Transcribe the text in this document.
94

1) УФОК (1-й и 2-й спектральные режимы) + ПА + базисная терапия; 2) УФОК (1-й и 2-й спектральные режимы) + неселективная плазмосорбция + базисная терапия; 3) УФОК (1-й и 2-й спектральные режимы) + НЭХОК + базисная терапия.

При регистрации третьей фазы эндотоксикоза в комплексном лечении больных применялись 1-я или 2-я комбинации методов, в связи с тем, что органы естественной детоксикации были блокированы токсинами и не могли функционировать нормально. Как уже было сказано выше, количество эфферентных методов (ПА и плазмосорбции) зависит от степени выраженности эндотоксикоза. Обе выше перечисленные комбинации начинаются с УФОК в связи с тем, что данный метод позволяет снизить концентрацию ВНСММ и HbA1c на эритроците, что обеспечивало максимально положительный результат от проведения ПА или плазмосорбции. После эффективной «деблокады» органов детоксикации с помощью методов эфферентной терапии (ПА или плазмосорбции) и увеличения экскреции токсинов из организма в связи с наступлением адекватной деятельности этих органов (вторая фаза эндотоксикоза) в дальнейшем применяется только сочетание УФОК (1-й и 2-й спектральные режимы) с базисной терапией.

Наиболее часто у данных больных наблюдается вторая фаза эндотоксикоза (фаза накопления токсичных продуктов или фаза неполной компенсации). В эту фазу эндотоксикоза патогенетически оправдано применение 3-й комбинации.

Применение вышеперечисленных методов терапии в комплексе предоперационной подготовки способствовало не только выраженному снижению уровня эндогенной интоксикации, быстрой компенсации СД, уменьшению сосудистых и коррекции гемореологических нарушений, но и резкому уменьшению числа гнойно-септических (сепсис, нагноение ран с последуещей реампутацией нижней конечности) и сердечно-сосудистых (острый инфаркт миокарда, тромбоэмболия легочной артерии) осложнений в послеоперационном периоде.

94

...

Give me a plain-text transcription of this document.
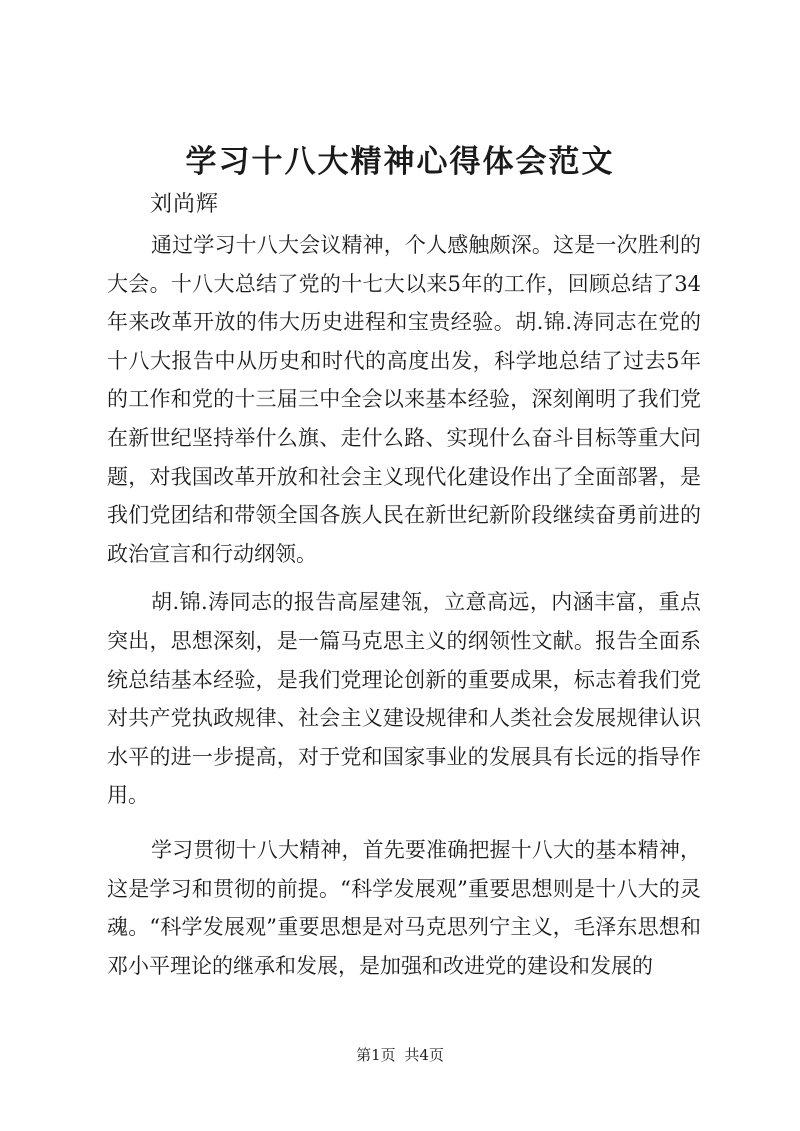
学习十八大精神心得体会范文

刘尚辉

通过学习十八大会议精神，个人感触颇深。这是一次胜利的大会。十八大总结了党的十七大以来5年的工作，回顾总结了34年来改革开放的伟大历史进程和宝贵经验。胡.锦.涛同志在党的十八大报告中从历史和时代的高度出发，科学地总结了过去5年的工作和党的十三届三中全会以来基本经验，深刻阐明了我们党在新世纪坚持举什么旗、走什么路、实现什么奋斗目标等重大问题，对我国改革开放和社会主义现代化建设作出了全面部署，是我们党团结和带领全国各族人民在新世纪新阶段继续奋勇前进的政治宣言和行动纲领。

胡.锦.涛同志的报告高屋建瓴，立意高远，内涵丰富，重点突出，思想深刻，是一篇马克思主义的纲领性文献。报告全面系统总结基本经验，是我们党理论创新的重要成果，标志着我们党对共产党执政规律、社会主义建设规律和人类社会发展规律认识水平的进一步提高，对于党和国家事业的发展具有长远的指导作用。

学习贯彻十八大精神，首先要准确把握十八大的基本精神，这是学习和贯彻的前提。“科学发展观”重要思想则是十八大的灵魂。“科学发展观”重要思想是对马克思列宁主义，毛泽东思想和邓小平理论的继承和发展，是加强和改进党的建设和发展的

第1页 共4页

## Task details
Lines holding the word "this" in the entries above are the ones to pull out. Copy them all.

## Result of the task
Transcribe the text in this document.
Give me a plain-text transcription of this document.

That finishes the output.